— START OF EXTRACTED RECORDS —

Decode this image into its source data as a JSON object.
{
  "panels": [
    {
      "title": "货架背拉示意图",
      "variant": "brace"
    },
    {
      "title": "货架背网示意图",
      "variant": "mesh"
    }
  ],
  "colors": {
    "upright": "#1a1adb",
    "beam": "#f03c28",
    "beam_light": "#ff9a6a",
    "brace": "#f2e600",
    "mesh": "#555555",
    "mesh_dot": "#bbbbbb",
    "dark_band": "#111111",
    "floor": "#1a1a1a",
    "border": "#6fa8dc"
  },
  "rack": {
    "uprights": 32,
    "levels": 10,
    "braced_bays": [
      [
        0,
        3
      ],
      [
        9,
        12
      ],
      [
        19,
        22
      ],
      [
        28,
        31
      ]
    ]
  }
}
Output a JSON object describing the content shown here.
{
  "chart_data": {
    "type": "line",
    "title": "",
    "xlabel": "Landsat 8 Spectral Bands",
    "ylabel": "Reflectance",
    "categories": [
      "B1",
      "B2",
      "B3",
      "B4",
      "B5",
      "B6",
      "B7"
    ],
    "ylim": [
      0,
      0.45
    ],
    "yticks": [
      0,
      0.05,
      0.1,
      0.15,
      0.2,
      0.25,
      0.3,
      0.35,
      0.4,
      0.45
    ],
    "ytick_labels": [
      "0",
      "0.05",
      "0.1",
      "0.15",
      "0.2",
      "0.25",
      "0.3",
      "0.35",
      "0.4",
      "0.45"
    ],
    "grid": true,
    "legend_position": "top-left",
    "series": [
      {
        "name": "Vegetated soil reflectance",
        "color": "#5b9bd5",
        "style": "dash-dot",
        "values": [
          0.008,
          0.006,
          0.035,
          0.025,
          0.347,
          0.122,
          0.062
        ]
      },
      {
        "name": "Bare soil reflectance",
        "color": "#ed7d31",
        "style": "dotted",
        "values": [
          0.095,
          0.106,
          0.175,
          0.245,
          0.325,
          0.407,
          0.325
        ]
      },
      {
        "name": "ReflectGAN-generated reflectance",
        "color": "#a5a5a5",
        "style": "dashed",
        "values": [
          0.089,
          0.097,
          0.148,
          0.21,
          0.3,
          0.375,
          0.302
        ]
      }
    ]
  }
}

— END OF EXTRACTED RECORDS —

In the lines above, find each one with "soil" and list it.

        "name": "Vegetated soil reflectance",
        "name": "Bare soil reflectance",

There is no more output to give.